§ EXERCISE INSTRUCTIONS: Write out the whole listing again, exactly.

§ RECORDS FOR THE EXERCISE:
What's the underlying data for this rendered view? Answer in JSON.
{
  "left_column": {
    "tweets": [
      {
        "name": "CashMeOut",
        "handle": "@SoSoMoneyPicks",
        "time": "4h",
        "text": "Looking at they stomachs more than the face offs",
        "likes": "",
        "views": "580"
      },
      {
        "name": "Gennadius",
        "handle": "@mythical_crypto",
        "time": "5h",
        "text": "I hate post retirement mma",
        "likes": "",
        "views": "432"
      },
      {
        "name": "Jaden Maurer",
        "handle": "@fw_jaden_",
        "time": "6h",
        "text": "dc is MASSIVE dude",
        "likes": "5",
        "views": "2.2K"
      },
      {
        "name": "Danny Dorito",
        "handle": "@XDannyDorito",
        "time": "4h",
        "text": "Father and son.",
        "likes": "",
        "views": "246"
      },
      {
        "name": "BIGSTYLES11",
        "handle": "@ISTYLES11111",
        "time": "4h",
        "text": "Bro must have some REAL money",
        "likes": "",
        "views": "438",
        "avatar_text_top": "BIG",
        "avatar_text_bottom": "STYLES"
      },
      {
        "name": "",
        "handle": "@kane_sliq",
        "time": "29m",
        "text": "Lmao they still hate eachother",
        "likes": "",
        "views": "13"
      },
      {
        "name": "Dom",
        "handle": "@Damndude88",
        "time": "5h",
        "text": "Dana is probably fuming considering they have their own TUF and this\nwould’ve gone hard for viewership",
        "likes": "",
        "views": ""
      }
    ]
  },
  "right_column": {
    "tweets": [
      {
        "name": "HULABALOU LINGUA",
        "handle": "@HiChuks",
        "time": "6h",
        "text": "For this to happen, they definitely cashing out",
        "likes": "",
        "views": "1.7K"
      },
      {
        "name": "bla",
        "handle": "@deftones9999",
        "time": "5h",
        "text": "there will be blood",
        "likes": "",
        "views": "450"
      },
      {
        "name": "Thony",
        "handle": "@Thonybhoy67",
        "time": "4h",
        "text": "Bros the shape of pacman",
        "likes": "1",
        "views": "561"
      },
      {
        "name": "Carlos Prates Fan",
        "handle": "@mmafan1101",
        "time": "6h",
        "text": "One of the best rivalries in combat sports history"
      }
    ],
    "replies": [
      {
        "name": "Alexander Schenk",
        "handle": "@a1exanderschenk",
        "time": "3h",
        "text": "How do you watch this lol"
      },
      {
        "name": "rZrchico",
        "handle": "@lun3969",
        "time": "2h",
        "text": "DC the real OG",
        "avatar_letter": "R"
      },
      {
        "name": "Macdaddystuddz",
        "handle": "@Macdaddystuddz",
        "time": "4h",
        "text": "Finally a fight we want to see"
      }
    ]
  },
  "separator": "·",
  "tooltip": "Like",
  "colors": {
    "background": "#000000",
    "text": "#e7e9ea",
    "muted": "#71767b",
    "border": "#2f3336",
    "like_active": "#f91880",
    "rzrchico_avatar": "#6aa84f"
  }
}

§ RESPONSE BELOW:
What's the underlying data for this rendered view? Answer in JSON.
{
  "left_column": {
    "tweets": [
      {
        "name": "CashMeOut",
        "handle": "@SoSoMoneyPicks",
        "time": "4h",
        "text": "Looking at they stomachs more than the face offs",
        "likes": "",
        "views": "580"
      },
      {
        "name": "Gennadius",
        "handle": "@mythical_crypto",
        "time": "5h",
        "text": "I hate post retirement mma",
        "likes": "",
        "views": "432"
      },
      {
        "name": "Jaden Maurer",
        "handle": "@fw_jaden_",
        "time": "6h",
        "text": "dc is MASSIVE dude",
        "likes": "5",
        "views": "2.2K"
      },
      {
        "name": "Danny Dorito",
        "handle": "@XDannyDorito",
        "time": "4h",
        "text": "Father and son.",
        "likes": "",
        "views": "246"
      },
      {
        "name": "BIGSTYLES11",
        "handle": "@ISTYLES11111",
        "time": "4h",
        "text": "Bro must have some REAL money",
        "likes": "",
        "views": "438",
        "avatar_text_top": "BIG",
        "avatar_text_bottom": "STYLES"
      },
      {
        "name": "",
        "handle": "@kane_sliq",
        "time": "29m",
        "text": "Lmao they still hate eachother",
        "likes": "",
        "views": "13"
      },
      {
        "name": "Dom",
        "handle": "@Damndude88",
        "time": "5h",
        "text": "Dana is probably fuming considering they have their own TUF and this\nwould’ve gone hard for viewership",
        "likes": "",
        "views": ""
      }
    ]
  },
  "right_column": {
    "tweets": [
      {
        "name": "HULABALOU LINGUA",
        "handle": "@HiChuks",
        "time": "6h",
        "text": "For this to happen, they definitely cashing out",
        "likes": "",
        "views": "1.7K"
      },
      {
        "name": "bla",
        "handle": "@deftones9999",
        "time": "5h",
        "text": "there will be blood",
        "likes": "",
        "views": "450"
      },
      {
        "name": "Thony",
        "handle": "@Thonybhoy67",
        "time": "4h",
        "text": "Bros the shape of pacman",
        "likes": "1",
        "views": "561"
      },
      {
        "name": "Carlos Prates Fan",
        "handle": "@mmafan1101",
        "time": "6h",
        "text": "One of the best rivalries in combat sports history"
      }
    ],
    "replies": [
      {
        "name": "Alexander Schenk",
        "handle": "@a1exanderschenk",
        "time": "3h",
        "text": "How do you watch this lol"
      },
      {
        "name": "rZrchico",
        "handle": "@lun3969",
        "time": "2h",
        "text": "DC the real OG",
        "avatar_letter": "R"
      },
      {
        "name": "Macdaddystuddz",
        "handle": "@Macdaddystuddz",
        "time": "4h",
        "text": "Finally a fight we want to see"
      }
    ]
  },
  "separator": "·",
  "tooltip": "Like",
  "colors": {
    "background": "#000000",
    "text": "#e7e9ea",
    "muted": "#71767b",
    "border": "#2f3336",
    "like_active": "#f91880",
    "rzrchico_avatar": "#6aa84f"
  }
}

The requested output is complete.